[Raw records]
· · · · ·

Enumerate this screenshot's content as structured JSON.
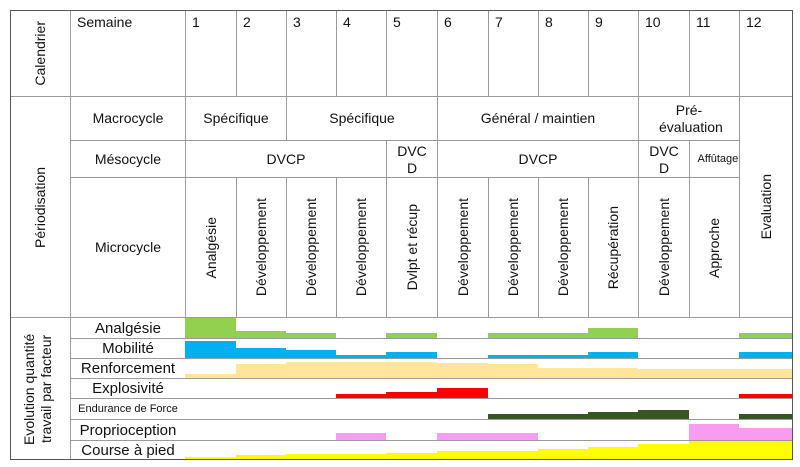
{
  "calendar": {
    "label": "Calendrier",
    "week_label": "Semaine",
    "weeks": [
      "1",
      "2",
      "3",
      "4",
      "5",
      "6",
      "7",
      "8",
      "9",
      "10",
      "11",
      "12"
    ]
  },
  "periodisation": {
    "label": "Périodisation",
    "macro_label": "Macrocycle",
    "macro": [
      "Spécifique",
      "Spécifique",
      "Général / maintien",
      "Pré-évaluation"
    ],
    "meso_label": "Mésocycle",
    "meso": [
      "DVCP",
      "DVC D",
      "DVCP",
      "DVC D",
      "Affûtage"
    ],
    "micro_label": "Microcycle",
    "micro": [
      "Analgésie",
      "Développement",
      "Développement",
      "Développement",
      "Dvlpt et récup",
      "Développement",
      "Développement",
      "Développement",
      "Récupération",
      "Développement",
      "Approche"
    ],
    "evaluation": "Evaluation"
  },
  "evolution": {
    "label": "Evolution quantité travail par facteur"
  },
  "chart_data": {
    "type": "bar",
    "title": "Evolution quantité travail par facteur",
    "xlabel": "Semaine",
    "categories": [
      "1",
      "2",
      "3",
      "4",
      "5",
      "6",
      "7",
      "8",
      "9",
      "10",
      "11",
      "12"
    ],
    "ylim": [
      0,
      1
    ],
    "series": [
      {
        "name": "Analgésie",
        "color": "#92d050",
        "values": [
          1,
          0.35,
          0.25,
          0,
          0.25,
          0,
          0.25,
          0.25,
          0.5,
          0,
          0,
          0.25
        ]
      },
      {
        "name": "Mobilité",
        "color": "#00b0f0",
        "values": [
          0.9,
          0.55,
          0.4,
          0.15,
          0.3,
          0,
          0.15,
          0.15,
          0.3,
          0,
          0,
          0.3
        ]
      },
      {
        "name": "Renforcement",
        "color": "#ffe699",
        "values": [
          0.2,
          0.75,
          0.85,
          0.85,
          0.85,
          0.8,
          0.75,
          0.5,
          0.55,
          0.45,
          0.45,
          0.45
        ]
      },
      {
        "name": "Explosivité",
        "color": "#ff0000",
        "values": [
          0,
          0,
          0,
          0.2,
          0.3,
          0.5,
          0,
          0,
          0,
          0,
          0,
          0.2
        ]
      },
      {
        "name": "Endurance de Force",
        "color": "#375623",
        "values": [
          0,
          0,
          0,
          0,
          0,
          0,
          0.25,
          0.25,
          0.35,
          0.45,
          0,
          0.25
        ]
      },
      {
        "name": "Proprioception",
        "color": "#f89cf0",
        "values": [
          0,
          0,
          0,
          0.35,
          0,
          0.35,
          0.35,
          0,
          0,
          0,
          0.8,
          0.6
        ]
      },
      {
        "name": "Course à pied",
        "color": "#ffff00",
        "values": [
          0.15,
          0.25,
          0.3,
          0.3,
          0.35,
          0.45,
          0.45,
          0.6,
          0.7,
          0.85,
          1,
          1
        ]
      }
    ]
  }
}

· · · · ·

● **Problem to solve**
Copy every line from the records above that contains the word "facteur".

● **Result of this exercise**
    "label": "Evolution quantité travail par facteur"
    "title": "Evolution quantité travail par facteur",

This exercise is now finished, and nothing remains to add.